From the Photomatix post below, copy word for word the stretch that begins at the words "The HDR image" and stops after "short circa 1998.".

▶ Document
----------
To summarize: I tried to Ansel Adams my ass off with this one. Gosh!

The HDR image was created by Photomatix by HDRSoft. It’s the go-to app for people who think a High Dynamic Range photo should look like a photograph and not like a frame from a computer-generated short circa 1998.

Generating this image was a needlessly long and complicated process. Oh, the app is easy as pie. It was only complicated because I hadn’t really used the app in ages. I downloaded a fresh copy from HDRSoft and looked in my Mail archive for the license code, but I couldn’t find it. I used their website’s automated thingy to have it re-sent to me, but they didn’t have the code on file and it was a holiday weekend.

So I had to dig through my closet for Lilith 9, my 2008-edition MacBook Pro. After thirty minutes of charging, I booted it up for the first time in a year and a half. I remembered my admin password after seven failed tries and I had to remember how things work in MacOS 10.6. But then it was like I was entering the tomb of The 2009-2011 Version Of Andy Ihnatko. Here, arrayed in the undisturbed air almost as though he had just departed moments ago, were all of the tools and amusements and artifacts that he surrounded himself with in life. For what purpose were they buried with him? History may never know.

Anyway, yes, Photomatix was installed and licensed on this machine. More good news: I could upgrade to the 2012 edition and still use the old app’s registration credentials. I copied over the source images and soon had the merged HDR image that I’d come for.

If I’d acquired Photomatix from the App Store two years ago, I’d have had it up and running on Lilith X after just five minutes of clicking…no registration code required. Every time I encounter into a situation like this, I love, love, love, freaking love the Mac App Store. I want to put five dollars in an envelope and send it to Apple, in the hopes that it might land in the hands of someone who was responsible for making the App Store happen.

The Store is still a source of some worry. Apple is the sole authority on what apps can and can’t run on an iPhone, iPod, or iPad. That rankles, given that an iPad costs as much as a Windows 7 notebook. Shouldn’t I have the right to do whatever the hell I want with a computer I paid $400 to $875 for? The situation is different on MacOS but developers still feel enormous pressure to kowtow to Apple’s rules and seek their approval. The App Store’s where all the money is.
----------
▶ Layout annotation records

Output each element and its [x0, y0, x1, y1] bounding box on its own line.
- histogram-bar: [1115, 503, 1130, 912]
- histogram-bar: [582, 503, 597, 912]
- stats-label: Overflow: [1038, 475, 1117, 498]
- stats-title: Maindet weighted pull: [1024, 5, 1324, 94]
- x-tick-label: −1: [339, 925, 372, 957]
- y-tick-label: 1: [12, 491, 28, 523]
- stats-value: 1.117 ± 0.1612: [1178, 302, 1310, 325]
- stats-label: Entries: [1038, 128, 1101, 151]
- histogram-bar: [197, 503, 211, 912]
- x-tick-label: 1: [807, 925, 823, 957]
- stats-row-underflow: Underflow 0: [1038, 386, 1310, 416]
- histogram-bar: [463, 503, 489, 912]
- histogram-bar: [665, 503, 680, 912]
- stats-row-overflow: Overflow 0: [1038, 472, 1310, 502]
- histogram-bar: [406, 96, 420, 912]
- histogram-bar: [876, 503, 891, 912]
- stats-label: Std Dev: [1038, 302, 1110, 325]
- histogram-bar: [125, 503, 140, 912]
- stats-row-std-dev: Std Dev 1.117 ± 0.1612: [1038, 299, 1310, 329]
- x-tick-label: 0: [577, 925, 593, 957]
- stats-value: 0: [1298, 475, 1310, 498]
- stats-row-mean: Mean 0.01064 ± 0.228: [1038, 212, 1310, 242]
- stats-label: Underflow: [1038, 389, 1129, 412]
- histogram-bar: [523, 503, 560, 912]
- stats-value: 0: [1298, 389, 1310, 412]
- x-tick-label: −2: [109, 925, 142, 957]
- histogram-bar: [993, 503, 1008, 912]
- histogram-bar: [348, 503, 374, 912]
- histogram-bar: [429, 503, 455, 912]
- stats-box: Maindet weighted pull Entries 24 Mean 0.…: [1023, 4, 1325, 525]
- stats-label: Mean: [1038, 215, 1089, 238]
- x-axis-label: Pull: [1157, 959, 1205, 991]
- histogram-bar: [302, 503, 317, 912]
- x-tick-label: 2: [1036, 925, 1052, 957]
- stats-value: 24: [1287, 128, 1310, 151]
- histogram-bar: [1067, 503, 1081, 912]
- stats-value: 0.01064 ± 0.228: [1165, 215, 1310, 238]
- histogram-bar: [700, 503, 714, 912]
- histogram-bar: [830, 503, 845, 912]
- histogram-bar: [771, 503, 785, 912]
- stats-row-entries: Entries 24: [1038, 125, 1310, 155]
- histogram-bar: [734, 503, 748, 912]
----------
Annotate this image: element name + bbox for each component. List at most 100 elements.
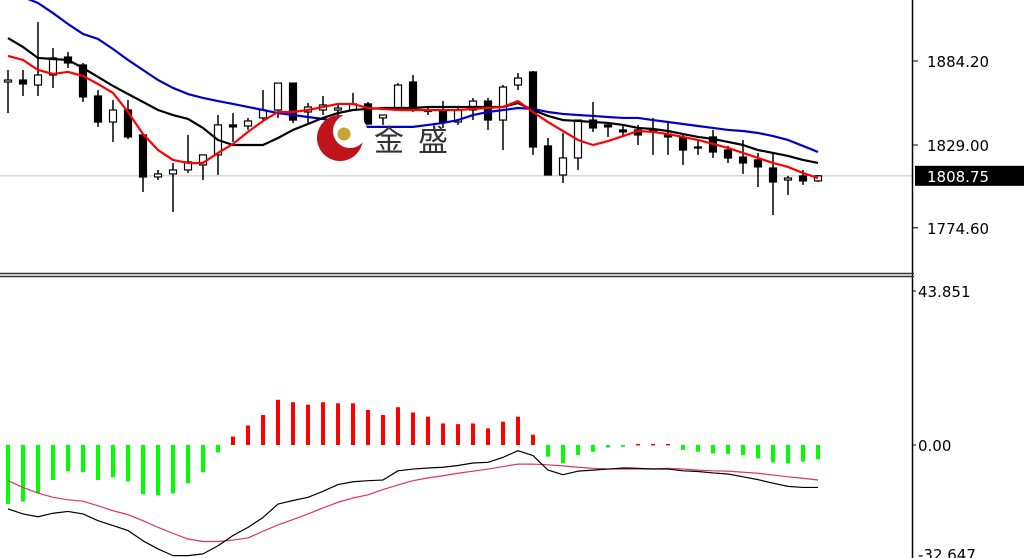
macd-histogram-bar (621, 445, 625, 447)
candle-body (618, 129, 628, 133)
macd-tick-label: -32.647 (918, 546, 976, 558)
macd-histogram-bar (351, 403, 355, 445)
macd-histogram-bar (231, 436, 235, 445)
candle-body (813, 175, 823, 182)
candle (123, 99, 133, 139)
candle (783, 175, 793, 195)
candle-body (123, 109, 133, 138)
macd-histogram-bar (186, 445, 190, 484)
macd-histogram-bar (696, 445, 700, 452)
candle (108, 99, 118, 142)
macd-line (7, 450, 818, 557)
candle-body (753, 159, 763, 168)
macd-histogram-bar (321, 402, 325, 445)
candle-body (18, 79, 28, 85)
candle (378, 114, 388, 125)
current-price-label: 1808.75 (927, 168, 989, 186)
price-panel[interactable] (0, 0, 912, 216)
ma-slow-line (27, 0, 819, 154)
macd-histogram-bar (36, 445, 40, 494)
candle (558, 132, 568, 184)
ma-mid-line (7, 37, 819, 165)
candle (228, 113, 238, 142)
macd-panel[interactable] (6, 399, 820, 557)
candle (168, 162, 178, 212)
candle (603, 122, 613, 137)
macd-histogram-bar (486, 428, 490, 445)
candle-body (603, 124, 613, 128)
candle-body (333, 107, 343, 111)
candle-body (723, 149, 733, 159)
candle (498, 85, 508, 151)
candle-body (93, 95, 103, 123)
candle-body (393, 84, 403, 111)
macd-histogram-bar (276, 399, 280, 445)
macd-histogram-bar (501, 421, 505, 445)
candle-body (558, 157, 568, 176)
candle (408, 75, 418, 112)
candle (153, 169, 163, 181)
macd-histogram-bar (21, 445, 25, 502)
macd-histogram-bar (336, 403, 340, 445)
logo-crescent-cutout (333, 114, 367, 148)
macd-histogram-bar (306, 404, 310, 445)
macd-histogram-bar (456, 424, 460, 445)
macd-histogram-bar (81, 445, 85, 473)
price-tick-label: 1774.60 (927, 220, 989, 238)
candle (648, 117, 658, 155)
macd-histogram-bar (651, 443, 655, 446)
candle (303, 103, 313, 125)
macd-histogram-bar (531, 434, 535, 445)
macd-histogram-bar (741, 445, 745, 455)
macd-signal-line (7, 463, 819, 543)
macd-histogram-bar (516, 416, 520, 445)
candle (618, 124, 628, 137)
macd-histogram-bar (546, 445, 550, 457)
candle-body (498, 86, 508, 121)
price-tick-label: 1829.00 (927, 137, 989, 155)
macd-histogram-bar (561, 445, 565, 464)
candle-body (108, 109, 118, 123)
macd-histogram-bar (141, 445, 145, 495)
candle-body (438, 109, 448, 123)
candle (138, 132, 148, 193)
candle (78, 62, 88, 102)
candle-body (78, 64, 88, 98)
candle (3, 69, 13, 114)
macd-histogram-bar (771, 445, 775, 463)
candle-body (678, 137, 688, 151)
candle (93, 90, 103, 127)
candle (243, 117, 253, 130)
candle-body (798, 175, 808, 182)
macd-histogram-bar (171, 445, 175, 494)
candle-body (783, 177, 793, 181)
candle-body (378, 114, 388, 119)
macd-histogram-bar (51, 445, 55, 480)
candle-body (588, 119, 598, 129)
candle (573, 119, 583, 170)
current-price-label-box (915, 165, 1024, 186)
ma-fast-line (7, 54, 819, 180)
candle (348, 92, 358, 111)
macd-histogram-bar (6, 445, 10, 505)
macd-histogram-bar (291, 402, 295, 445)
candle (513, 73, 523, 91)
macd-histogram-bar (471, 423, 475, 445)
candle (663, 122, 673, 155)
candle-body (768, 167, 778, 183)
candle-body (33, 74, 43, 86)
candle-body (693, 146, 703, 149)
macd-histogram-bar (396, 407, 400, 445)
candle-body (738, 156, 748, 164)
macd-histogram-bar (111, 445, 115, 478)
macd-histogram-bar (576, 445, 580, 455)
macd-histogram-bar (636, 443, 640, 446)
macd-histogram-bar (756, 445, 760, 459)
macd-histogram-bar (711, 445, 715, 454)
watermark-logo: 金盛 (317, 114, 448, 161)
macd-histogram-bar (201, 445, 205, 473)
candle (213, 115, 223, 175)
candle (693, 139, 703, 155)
----------
▶ Correct result
The HDR image was created by Photomatix by HDRSoft. It’s the go-to app for people who think a High Dynamic Range photo should look like a photograph and not like a frame from a computer-generated short circa 1998.